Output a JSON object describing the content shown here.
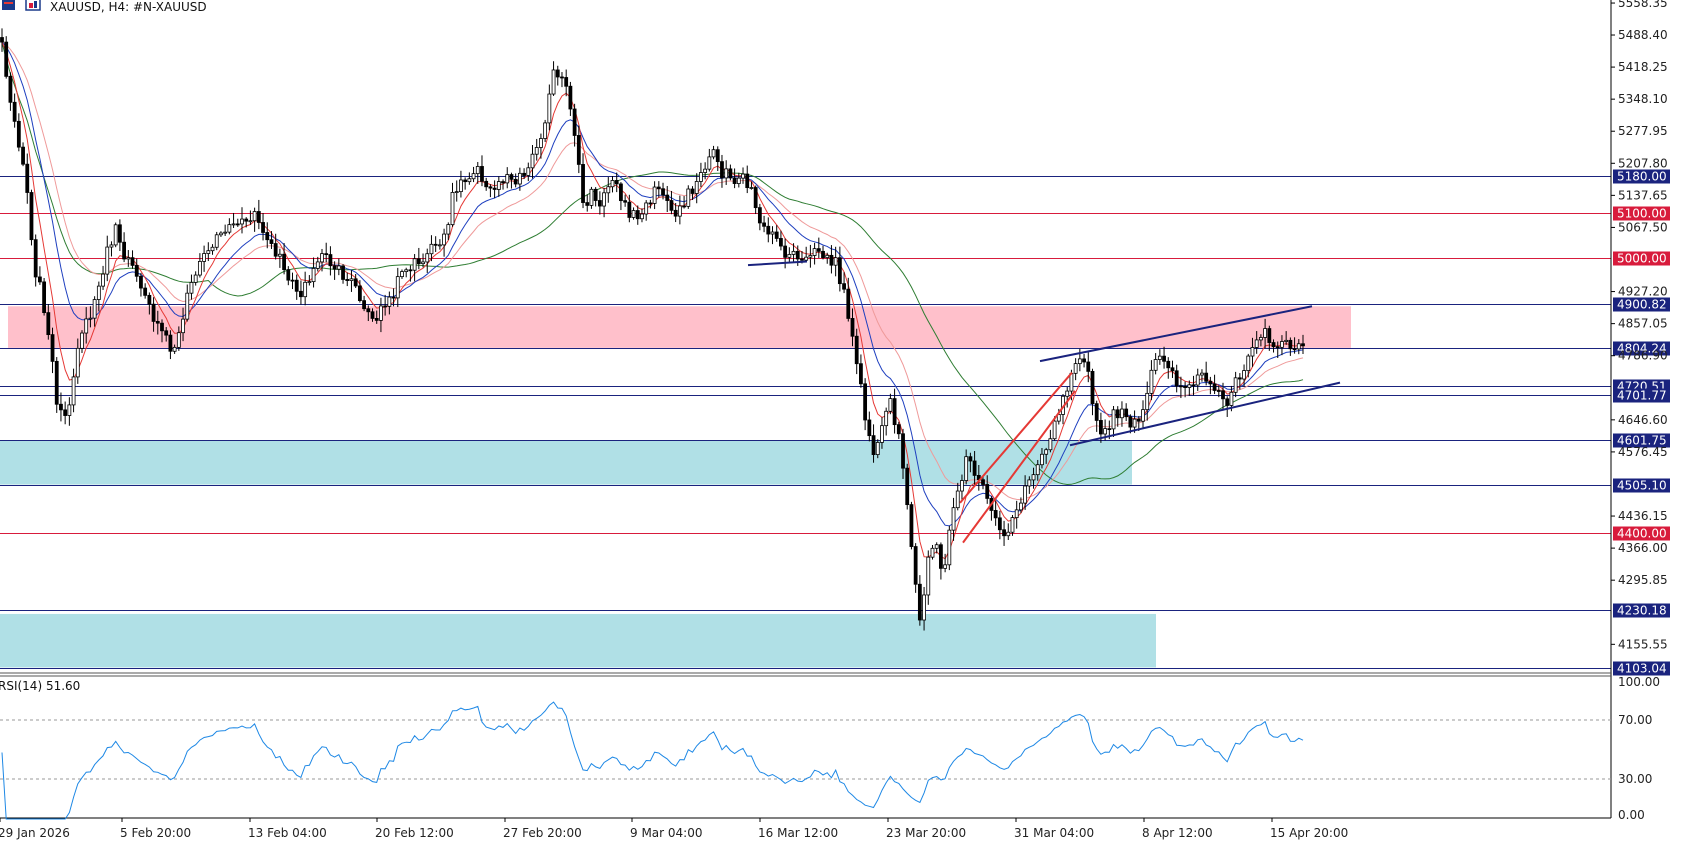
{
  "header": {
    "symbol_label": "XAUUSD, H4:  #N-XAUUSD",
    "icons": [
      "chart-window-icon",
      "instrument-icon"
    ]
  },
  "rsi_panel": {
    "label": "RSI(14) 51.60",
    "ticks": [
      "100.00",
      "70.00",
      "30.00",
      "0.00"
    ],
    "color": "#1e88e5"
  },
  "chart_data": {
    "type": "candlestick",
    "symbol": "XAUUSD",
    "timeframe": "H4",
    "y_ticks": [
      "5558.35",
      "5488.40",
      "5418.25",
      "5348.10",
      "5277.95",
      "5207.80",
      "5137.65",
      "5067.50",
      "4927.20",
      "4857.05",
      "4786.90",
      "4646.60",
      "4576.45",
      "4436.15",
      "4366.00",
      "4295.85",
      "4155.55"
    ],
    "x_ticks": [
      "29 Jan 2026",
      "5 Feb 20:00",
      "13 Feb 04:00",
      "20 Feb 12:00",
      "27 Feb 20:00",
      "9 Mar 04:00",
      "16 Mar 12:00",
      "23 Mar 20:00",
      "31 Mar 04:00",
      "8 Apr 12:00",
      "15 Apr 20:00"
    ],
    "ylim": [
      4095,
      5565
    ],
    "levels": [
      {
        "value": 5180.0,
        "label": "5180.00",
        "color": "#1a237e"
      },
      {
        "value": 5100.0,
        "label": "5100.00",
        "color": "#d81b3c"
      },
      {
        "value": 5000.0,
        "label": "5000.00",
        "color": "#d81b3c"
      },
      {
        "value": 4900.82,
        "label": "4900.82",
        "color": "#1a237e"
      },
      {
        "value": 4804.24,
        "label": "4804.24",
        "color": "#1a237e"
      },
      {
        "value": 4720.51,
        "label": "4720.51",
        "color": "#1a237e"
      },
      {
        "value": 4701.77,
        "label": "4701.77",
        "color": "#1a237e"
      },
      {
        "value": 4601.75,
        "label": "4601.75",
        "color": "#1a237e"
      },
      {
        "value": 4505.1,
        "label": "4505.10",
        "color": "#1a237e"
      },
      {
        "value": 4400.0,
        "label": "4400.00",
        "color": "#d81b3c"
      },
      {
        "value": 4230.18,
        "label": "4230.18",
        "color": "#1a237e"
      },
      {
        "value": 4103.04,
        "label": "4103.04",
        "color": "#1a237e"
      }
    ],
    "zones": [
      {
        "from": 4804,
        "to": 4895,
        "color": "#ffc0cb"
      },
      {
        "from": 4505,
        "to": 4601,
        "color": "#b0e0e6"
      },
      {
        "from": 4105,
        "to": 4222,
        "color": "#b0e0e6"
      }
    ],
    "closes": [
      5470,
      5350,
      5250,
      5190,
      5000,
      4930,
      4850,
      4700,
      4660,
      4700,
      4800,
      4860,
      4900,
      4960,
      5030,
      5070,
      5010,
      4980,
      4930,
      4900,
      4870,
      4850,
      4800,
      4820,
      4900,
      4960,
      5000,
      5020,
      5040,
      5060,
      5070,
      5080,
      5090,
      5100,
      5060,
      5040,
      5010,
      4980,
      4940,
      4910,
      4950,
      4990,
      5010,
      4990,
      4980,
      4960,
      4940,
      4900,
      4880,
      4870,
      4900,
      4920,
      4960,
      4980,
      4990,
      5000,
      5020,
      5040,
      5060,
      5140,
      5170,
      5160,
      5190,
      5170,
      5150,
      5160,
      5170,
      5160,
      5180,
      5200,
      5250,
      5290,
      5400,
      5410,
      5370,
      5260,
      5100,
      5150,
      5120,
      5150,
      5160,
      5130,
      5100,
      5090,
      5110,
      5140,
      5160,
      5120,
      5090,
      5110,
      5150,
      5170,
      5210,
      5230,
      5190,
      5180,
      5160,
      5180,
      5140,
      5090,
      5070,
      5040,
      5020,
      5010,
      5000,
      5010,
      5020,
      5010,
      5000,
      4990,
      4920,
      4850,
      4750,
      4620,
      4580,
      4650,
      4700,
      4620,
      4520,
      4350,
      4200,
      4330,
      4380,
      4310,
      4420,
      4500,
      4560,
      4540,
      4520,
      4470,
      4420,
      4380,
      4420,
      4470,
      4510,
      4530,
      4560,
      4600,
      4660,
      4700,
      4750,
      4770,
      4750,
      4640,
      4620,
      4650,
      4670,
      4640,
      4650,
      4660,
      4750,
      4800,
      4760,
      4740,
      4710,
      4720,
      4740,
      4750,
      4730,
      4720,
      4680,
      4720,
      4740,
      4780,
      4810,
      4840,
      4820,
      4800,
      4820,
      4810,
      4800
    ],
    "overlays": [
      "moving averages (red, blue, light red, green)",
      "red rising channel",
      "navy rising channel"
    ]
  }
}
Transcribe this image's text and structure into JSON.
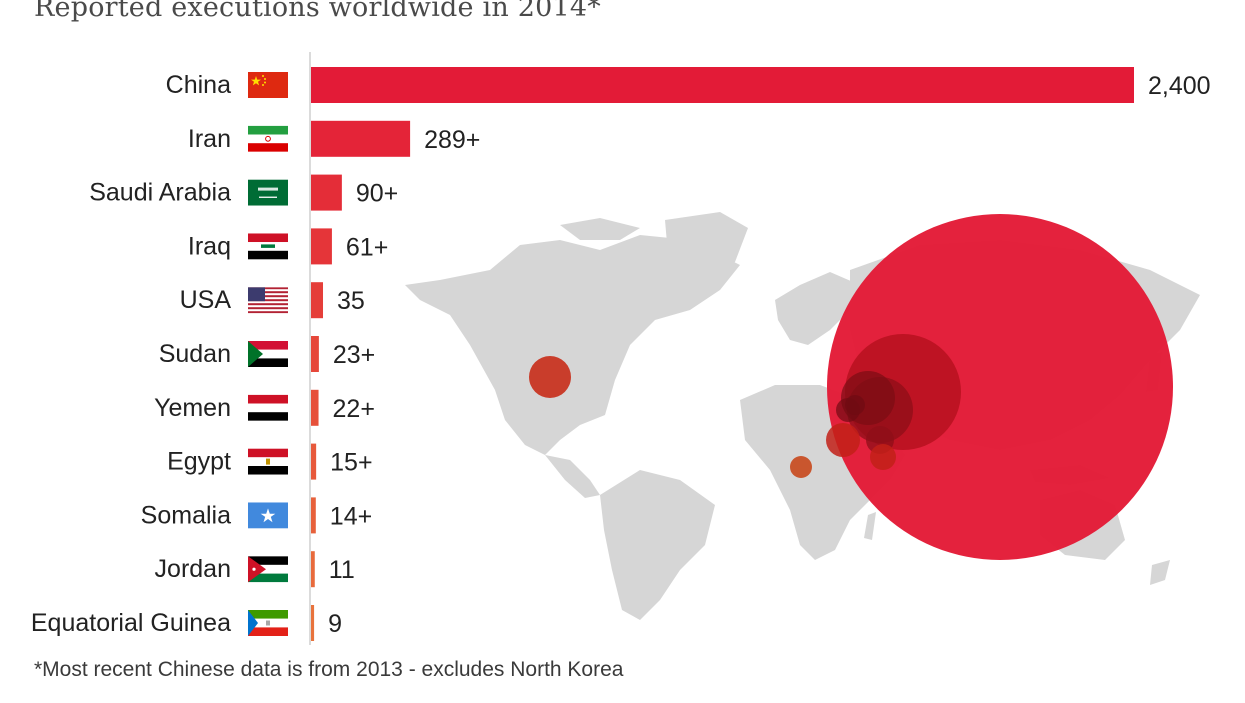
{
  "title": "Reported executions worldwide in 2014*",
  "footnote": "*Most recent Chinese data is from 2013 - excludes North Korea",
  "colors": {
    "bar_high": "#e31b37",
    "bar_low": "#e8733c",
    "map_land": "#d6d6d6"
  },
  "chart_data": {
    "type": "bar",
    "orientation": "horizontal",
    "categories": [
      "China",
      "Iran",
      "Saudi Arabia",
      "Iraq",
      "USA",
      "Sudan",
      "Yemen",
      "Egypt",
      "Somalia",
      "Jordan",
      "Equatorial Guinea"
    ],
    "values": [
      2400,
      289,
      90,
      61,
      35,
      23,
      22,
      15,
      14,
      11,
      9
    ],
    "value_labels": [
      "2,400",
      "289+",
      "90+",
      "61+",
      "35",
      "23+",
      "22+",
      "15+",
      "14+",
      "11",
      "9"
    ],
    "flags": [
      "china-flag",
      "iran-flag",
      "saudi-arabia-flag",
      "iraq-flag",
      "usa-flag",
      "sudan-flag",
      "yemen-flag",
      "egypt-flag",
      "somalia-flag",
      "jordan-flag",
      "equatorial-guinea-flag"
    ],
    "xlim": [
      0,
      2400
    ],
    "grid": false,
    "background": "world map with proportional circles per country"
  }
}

### AIM
Copy each line of the listing that includes "channel".

### WRITTEN SOLUTION
      "red rising channel",
      "navy rising channel"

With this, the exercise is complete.